▶ TASK INSTRUCTIONS:
Count the lines in the records below that contain the word "JSON", and give only that number.

☆ ☆ ☆ ☆ ☆ ☆ ☆

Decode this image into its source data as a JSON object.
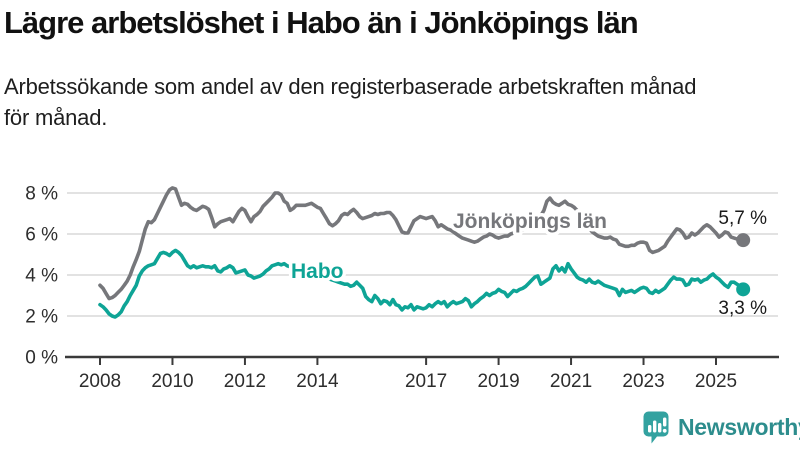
{
  "page": {
    "title": "Lägre arbetslöshet i Habo än i Jönköpings län",
    "subtitle_line1": "Arbetssökande som andel av den registerbaserade arbetskraften månad",
    "subtitle_line2": "för månad."
  },
  "branding": {
    "logo_text": "Newsworthy",
    "logo_text_color": "#2d8d8d",
    "logo_icon_color": "#33a2a0",
    "logo_icon": "bar-chart-bubble-icon"
  },
  "chart_data": {
    "type": "line",
    "unit": "percent",
    "frequency": "monthly",
    "period_start": "2008-01",
    "period_end": "2025-10",
    "grid": "horizontal",
    "ylim": [
      0,
      8.8
    ],
    "y_ticks": [
      0,
      2,
      4,
      6,
      8
    ],
    "y_tick_labels": [
      "0 %",
      "2 %",
      "4 %",
      "6 %",
      "8 %"
    ],
    "x_tick_years": [
      2008,
      2010,
      2012,
      2014,
      2017,
      2019,
      2021,
      2023,
      2025
    ],
    "x_tick_labels": [
      "2008",
      "2010",
      "2012",
      "2014",
      "2017",
      "2019",
      "2021",
      "2023",
      "2025"
    ],
    "colors": {
      "grid": "#d8d8d8",
      "axis": "#3a3a3a",
      "tick_text": "#2d2d2d",
      "value_text": "#1a1a1a"
    },
    "series": [
      {
        "name": "Jönköpings län",
        "color": "#76777b",
        "end_value_label": "5,7 %",
        "values": [
          3.5,
          3.35,
          3.1,
          2.85,
          2.9,
          3.0,
          3.15,
          3.3,
          3.5,
          3.7,
          4.0,
          4.4,
          4.75,
          5.15,
          5.7,
          6.25,
          6.6,
          6.55,
          6.7,
          7.0,
          7.3,
          7.6,
          7.9,
          8.15,
          8.25,
          8.2,
          7.8,
          7.4,
          7.5,
          7.45,
          7.3,
          7.2,
          7.15,
          7.25,
          7.35,
          7.3,
          7.2,
          6.8,
          6.35,
          6.5,
          6.6,
          6.65,
          6.7,
          6.75,
          6.6,
          6.85,
          7.1,
          7.25,
          7.15,
          6.85,
          6.6,
          6.85,
          6.95,
          7.1,
          7.35,
          7.5,
          7.65,
          7.8,
          8.0,
          8.0,
          7.9,
          7.6,
          7.5,
          7.15,
          7.25,
          7.4,
          7.4,
          7.4,
          7.4,
          7.45,
          7.5,
          7.4,
          7.3,
          7.25,
          7.0,
          6.75,
          6.5,
          6.4,
          6.5,
          6.65,
          6.9,
          7.0,
          6.95,
          7.1,
          7.2,
          7.05,
          6.85,
          6.75,
          6.8,
          6.85,
          6.9,
          7.0,
          6.95,
          7.0,
          7.0,
          7.05,
          7.05,
          6.9,
          6.7,
          6.4,
          6.1,
          6.05,
          6.05,
          6.35,
          6.65,
          6.75,
          6.85,
          6.8,
          6.75,
          6.8,
          6.85,
          6.65,
          6.35,
          6.45,
          6.35,
          6.25,
          6.2,
          6.1,
          6.0,
          5.9,
          5.8,
          5.75,
          5.7,
          5.65,
          5.6,
          5.65,
          5.75,
          5.85,
          5.9,
          6.0,
          5.95,
          5.85,
          5.8,
          5.85,
          5.9,
          5.9,
          6.0,
          6.05,
          6.1,
          6.15,
          6.2,
          6.3,
          6.35,
          6.4,
          6.5,
          6.6,
          6.9,
          7.15,
          7.6,
          7.75,
          7.55,
          7.45,
          7.4,
          7.5,
          7.6,
          7.45,
          7.4,
          7.3,
          7.15,
          6.95,
          6.75,
          6.5,
          6.3,
          6.1,
          6.0,
          5.9,
          5.85,
          5.8,
          5.8,
          5.85,
          5.75,
          5.7,
          5.5,
          5.45,
          5.4,
          5.4,
          5.45,
          5.45,
          5.55,
          5.6,
          5.6,
          5.55,
          5.2,
          5.1,
          5.15,
          5.2,
          5.3,
          5.4,
          5.65,
          5.85,
          6.05,
          6.25,
          6.2,
          6.05,
          5.8,
          5.85,
          6.05,
          5.95,
          6.05,
          6.2,
          6.35,
          6.45,
          6.35,
          6.2,
          6.05,
          5.85,
          5.95,
          6.1,
          6.05,
          5.85,
          5.8,
          5.75,
          5.7,
          5.7
        ]
      },
      {
        "name": "Habo",
        "color": "#0ea496",
        "end_value_label": "3,3 %",
        "values": [
          2.55,
          2.45,
          2.3,
          2.1,
          2.0,
          1.95,
          2.05,
          2.2,
          2.5,
          2.7,
          3.0,
          3.25,
          3.5,
          3.95,
          4.2,
          4.35,
          4.45,
          4.5,
          4.55,
          4.8,
          5.05,
          5.1,
          5.05,
          4.95,
          5.1,
          5.2,
          5.1,
          4.95,
          4.7,
          4.45,
          4.35,
          4.45,
          4.35,
          4.4,
          4.45,
          4.4,
          4.4,
          4.35,
          4.45,
          4.2,
          4.15,
          4.3,
          4.35,
          4.45,
          4.35,
          4.1,
          4.15,
          4.2,
          4.25,
          4.0,
          3.95,
          3.85,
          3.9,
          3.95,
          4.05,
          4.2,
          4.3,
          4.45,
          4.5,
          4.55,
          4.5,
          4.55,
          4.45,
          4.4,
          4.35,
          4.3,
          4.3,
          4.25,
          4.2,
          4.15,
          4.1,
          4.05,
          4.0,
          3.95,
          3.9,
          3.85,
          3.8,
          3.75,
          3.7,
          3.65,
          3.6,
          3.55,
          3.55,
          3.45,
          3.5,
          3.65,
          3.5,
          3.35,
          2.95,
          2.8,
          2.7,
          3.0,
          2.85,
          2.6,
          2.75,
          2.7,
          2.55,
          2.8,
          2.55,
          2.5,
          2.3,
          2.45,
          2.4,
          2.55,
          2.3,
          2.45,
          2.4,
          2.35,
          2.4,
          2.55,
          2.45,
          2.6,
          2.7,
          2.6,
          2.7,
          2.45,
          2.6,
          2.7,
          2.6,
          2.65,
          2.7,
          2.85,
          2.75,
          2.45,
          2.6,
          2.7,
          2.85,
          2.95,
          3.1,
          3.0,
          3.1,
          3.15,
          3.3,
          3.2,
          3.15,
          2.95,
          3.1,
          3.25,
          3.2,
          3.3,
          3.35,
          3.45,
          3.6,
          3.75,
          3.9,
          3.95,
          3.55,
          3.65,
          3.75,
          3.85,
          4.3,
          4.45,
          4.2,
          4.35,
          4.15,
          4.55,
          4.3,
          4.1,
          3.9,
          3.8,
          3.75,
          3.65,
          3.8,
          3.65,
          3.6,
          3.7,
          3.6,
          3.5,
          3.45,
          3.4,
          3.35,
          3.3,
          3.0,
          3.3,
          3.15,
          3.2,
          3.25,
          3.15,
          3.25,
          3.35,
          3.4,
          3.35,
          3.15,
          3.1,
          3.25,
          3.15,
          3.25,
          3.35,
          3.55,
          3.75,
          3.9,
          3.8,
          3.8,
          3.75,
          3.5,
          3.55,
          3.8,
          3.75,
          3.8,
          3.65,
          3.75,
          3.8,
          3.95,
          4.05,
          3.9,
          3.8,
          3.65,
          3.5,
          3.4,
          3.65,
          3.65,
          3.55,
          3.45,
          3.3
        ]
      }
    ]
  }
}
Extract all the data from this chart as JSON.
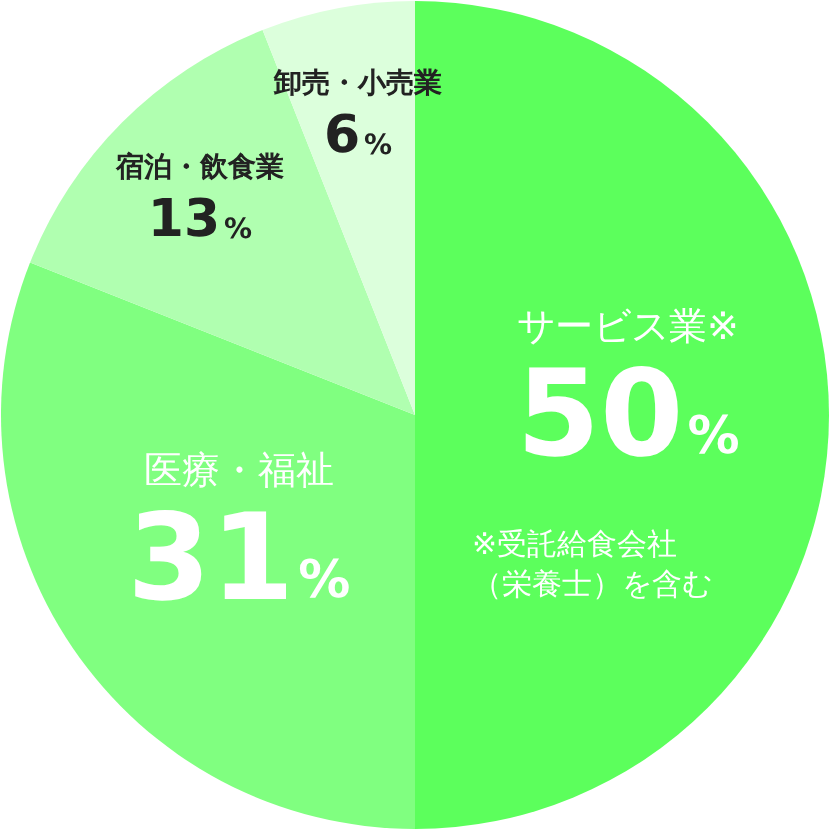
{
  "chart_data": {
    "type": "pie",
    "categories": [
      "サービス業※",
      "医療・福祉",
      "宿泊・飲食業",
      "卸売・小売業"
    ],
    "values": [
      50,
      31,
      13,
      6
    ],
    "colors": [
      "#5cff5c",
      "#80ff80",
      "#b0ffb0",
      "#dcffdc"
    ],
    "value_labels": [
      "50%",
      "31%",
      "13%",
      "6%"
    ],
    "annotations": [
      "※受託給食会社（栄養士）を含む"
    ]
  }
}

☆ ☆ ☆ ☆ ☆ ☆ ☆

▶ FULL ANSWER:
2